Stored records:
────────────────────

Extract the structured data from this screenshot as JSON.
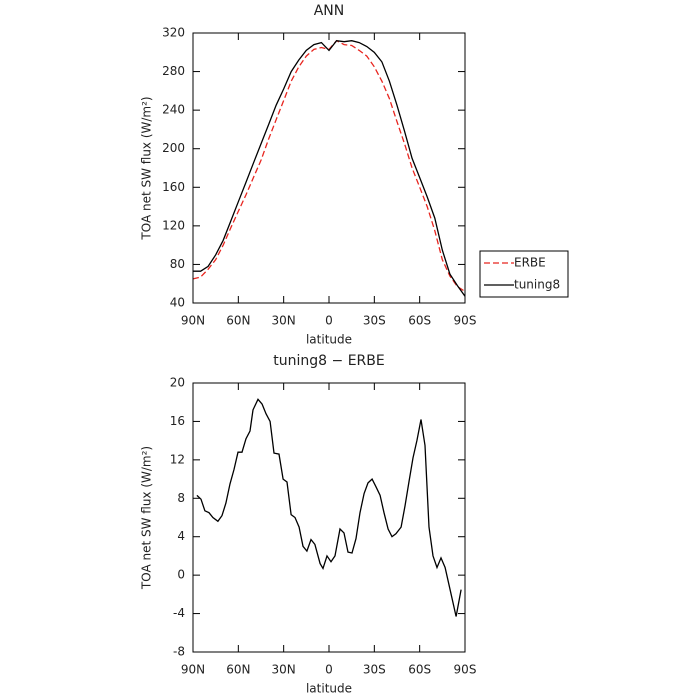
{
  "chart_data": [
    {
      "type": "line",
      "title": "ANN",
      "xlabel": "latitude",
      "ylabel": "TOA net SW flux (W/m²)",
      "x": [
        90,
        85,
        80,
        75,
        70,
        65,
        60,
        55,
        50,
        45,
        40,
        35,
        30,
        25,
        20,
        15,
        10,
        5,
        0,
        -5,
        -10,
        -15,
        -20,
        -25,
        -30,
        -35,
        -40,
        -45,
        -50,
        -55,
        -60,
        -65,
        -70,
        -75,
        -80,
        -85,
        -90
      ],
      "series": [
        {
          "name": "ERBE",
          "color": "#e8251f",
          "dash": true,
          "values": [
            65,
            67,
            75,
            85,
            100,
            118,
            135,
            152,
            170,
            188,
            210,
            230,
            250,
            270,
            285,
            296,
            303,
            305,
            303,
            312,
            308,
            307,
            302,
            296,
            285,
            270,
            252,
            228,
            205,
            180,
            160,
            140,
            115,
            85,
            68,
            57,
            52
          ]
        },
        {
          "name": "tuning8",
          "color": "#000000",
          "dash": false,
          "values": [
            73,
            73,
            78,
            90,
            105,
            125,
            145,
            165,
            185,
            205,
            225,
            245,
            262,
            280,
            292,
            302,
            308,
            310,
            302,
            312,
            311,
            312,
            310,
            306,
            300,
            290,
            270,
            245,
            218,
            190,
            170,
            150,
            128,
            95,
            70,
            58,
            47
          ]
        }
      ],
      "xlim": [
        90,
        -90
      ],
      "xticks": [
        {
          "value": 90,
          "label": "90N"
        },
        {
          "value": 60,
          "label": "60N"
        },
        {
          "value": 30,
          "label": "30N"
        },
        0,
        {
          "value": -30,
          "label": "30S"
        },
        {
          "value": -60,
          "label": "60S"
        },
        {
          "value": -90,
          "label": "90S"
        }
      ],
      "ylim": [
        40,
        320
      ],
      "yticks": [
        40,
        80,
        120,
        160,
        200,
        240,
        280,
        320
      ],
      "legend": "right"
    },
    {
      "type": "line",
      "title": "tuning8 − ERBE",
      "xlabel": "latitude",
      "ylabel": "TOA net SW flux (W/m²)",
      "x": [
        87.4,
        84.7,
        82.1,
        79.4,
        76.8,
        73.5,
        70.8,
        68.2,
        65.5,
        62.9,
        60.2,
        57.6,
        54.9,
        52.3,
        50.3,
        47.0,
        44.3,
        41.7,
        39.0,
        36.4,
        33.1,
        30.4,
        27.8,
        25.1,
        22.5,
        19.8,
        17.2,
        14.6,
        11.9,
        9.3,
        5.9,
        4.0,
        1.3,
        -1.3,
        -4.0,
        -7.3,
        -9.9,
        -12.6,
        -15.2,
        -17.9,
        -20.5,
        -23.2,
        -25.8,
        -28.5,
        -31.1,
        -33.8,
        -36.4,
        -39.1,
        -41.7,
        -44.3,
        -47.7,
        -50.3,
        -53.0,
        -55.6,
        -58.2,
        -60.9,
        -63.5,
        -66.2,
        -68.8,
        -71.5,
        -74.1,
        -76.8,
        -79.4,
        -84.1,
        -87.4
      ],
      "series": [
        {
          "name": "tuning8 − ERBE",
          "color": "#000000",
          "dash": false,
          "values": [
            8.3,
            7.9,
            6.7,
            6.5,
            6,
            5.6,
            6.2,
            7.5,
            9.5,
            11,
            12.8,
            12.8,
            14.2,
            15,
            17.2,
            18.3,
            17.8,
            16.8,
            16,
            12.7,
            12.6,
            10,
            9.7,
            6.3,
            6,
            5,
            3,
            2.5,
            3.7,
            3.2,
            1.2,
            0.7,
            2,
            1.4,
            2,
            4.8,
            4.4,
            2.4,
            2.3,
            3.8,
            6.5,
            8.5,
            9.6,
            10,
            9.2,
            8.3,
            6.5,
            4.8,
            4,
            4.3,
            5,
            7.2,
            9.8,
            12.2,
            14,
            16.2,
            13.5,
            5,
            2,
            0.8,
            1.8,
            0.8,
            -1,
            -4.3,
            -1.5
          ]
        }
      ],
      "xlim": [
        90,
        -90
      ],
      "xticks": [
        {
          "value": 90,
          "label": "90N"
        },
        {
          "value": 60,
          "label": "60N"
        },
        {
          "value": 30,
          "label": "30N"
        },
        0,
        {
          "value": -30,
          "label": "30S"
        },
        {
          "value": -60,
          "label": "60S"
        },
        {
          "value": -90,
          "label": "90S"
        }
      ],
      "ylim": [
        -8,
        20
      ],
      "yticks": [
        -8,
        -4,
        0,
        4,
        8,
        12,
        16,
        20
      ]
    }
  ]
}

────────────────────

Stated exercise: None of the pictures should appear; repeat the records exactly otherwise.

Solution for this task:
Extract the structured data from this screenshot as JSON.
{
  "chart_data": [
    {
      "type": "line",
      "title": "ANN",
      "xlabel": "latitude",
      "ylabel": "TOA net SW flux (W/m²)",
      "x": [
        90,
        85,
        80,
        75,
        70,
        65,
        60,
        55,
        50,
        45,
        40,
        35,
        30,
        25,
        20,
        15,
        10,
        5,
        0,
        -5,
        -10,
        -15,
        -20,
        -25,
        -30,
        -35,
        -40,
        -45,
        -50,
        -55,
        -60,
        -65,
        -70,
        -75,
        -80,
        -85,
        -90
      ],
      "series": [
        {
          "name": "ERBE",
          "color": "#e8251f",
          "dash": true,
          "values": [
            65,
            67,
            75,
            85,
            100,
            118,
            135,
            152,
            170,
            188,
            210,
            230,
            250,
            270,
            285,
            296,
            303,
            305,
            303,
            312,
            308,
            307,
            302,
            296,
            285,
            270,
            252,
            228,
            205,
            180,
            160,
            140,
            115,
            85,
            68,
            57,
            52
          ]
        },
        {
          "name": "tuning8",
          "color": "#000000",
          "dash": false,
          "values": [
            73,
            73,
            78,
            90,
            105,
            125,
            145,
            165,
            185,
            205,
            225,
            245,
            262,
            280,
            292,
            302,
            308,
            310,
            302,
            312,
            311,
            312,
            310,
            306,
            300,
            290,
            270,
            245,
            218,
            190,
            170,
            150,
            128,
            95,
            70,
            58,
            47
          ]
        }
      ],
      "xlim": [
        90,
        -90
      ],
      "xticks": [
        {
          "value": 90,
          "label": "90N"
        },
        {
          "value": 60,
          "label": "60N"
        },
        {
          "value": 30,
          "label": "30N"
        },
        0,
        {
          "value": -30,
          "label": "30S"
        },
        {
          "value": -60,
          "label": "60S"
        },
        {
          "value": -90,
          "label": "90S"
        }
      ],
      "ylim": [
        40,
        320
      ],
      "yticks": [
        40,
        80,
        120,
        160,
        200,
        240,
        280,
        320
      ],
      "legend": "right"
    },
    {
      "type": "line",
      "title": "tuning8 − ERBE",
      "xlabel": "latitude",
      "ylabel": "TOA net SW flux (W/m²)",
      "x": [
        87.4,
        84.7,
        82.1,
        79.4,
        76.8,
        73.5,
        70.8,
        68.2,
        65.5,
        62.9,
        60.2,
        57.6,
        54.9,
        52.3,
        50.3,
        47.0,
        44.3,
        41.7,
        39.0,
        36.4,
        33.1,
        30.4,
        27.8,
        25.1,
        22.5,
        19.8,
        17.2,
        14.6,
        11.9,
        9.3,
        5.9,
        4.0,
        1.3,
        -1.3,
        -4.0,
        -7.3,
        -9.9,
        -12.6,
        -15.2,
        -17.9,
        -20.5,
        -23.2,
        -25.8,
        -28.5,
        -31.1,
        -33.8,
        -36.4,
        -39.1,
        -41.7,
        -44.3,
        -47.7,
        -50.3,
        -53.0,
        -55.6,
        -58.2,
        -60.9,
        -63.5,
        -66.2,
        -68.8,
        -71.5,
        -74.1,
        -76.8,
        -79.4,
        -84.1,
        -87.4
      ],
      "series": [
        {
          "name": "tuning8 − ERBE",
          "color": "#000000",
          "dash": false,
          "values": [
            8.3,
            7.9,
            6.7,
            6.5,
            6,
            5.6,
            6.2,
            7.5,
            9.5,
            11,
            12.8,
            12.8,
            14.2,
            15,
            17.2,
            18.3,
            17.8,
            16.8,
            16,
            12.7,
            12.6,
            10,
            9.7,
            6.3,
            6,
            5,
            3,
            2.5,
            3.7,
            3.2,
            1.2,
            0.7,
            2,
            1.4,
            2,
            4.8,
            4.4,
            2.4,
            2.3,
            3.8,
            6.5,
            8.5,
            9.6,
            10,
            9.2,
            8.3,
            6.5,
            4.8,
            4,
            4.3,
            5,
            7.2,
            9.8,
            12.2,
            14,
            16.2,
            13.5,
            5,
            2,
            0.8,
            1.8,
            0.8,
            -1,
            -4.3,
            -1.5
          ]
        }
      ],
      "xlim": [
        90,
        -90
      ],
      "xticks": [
        {
          "value": 90,
          "label": "90N"
        },
        {
          "value": 60,
          "label": "60N"
        },
        {
          "value": 30,
          "label": "30N"
        },
        0,
        {
          "value": -30,
          "label": "30S"
        },
        {
          "value": -60,
          "label": "60S"
        },
        {
          "value": -90,
          "label": "90S"
        }
      ],
      "ylim": [
        -8,
        20
      ],
      "yticks": [
        -8,
        -4,
        0,
        4,
        8,
        12,
        16,
        20
      ]
    }
  ]
}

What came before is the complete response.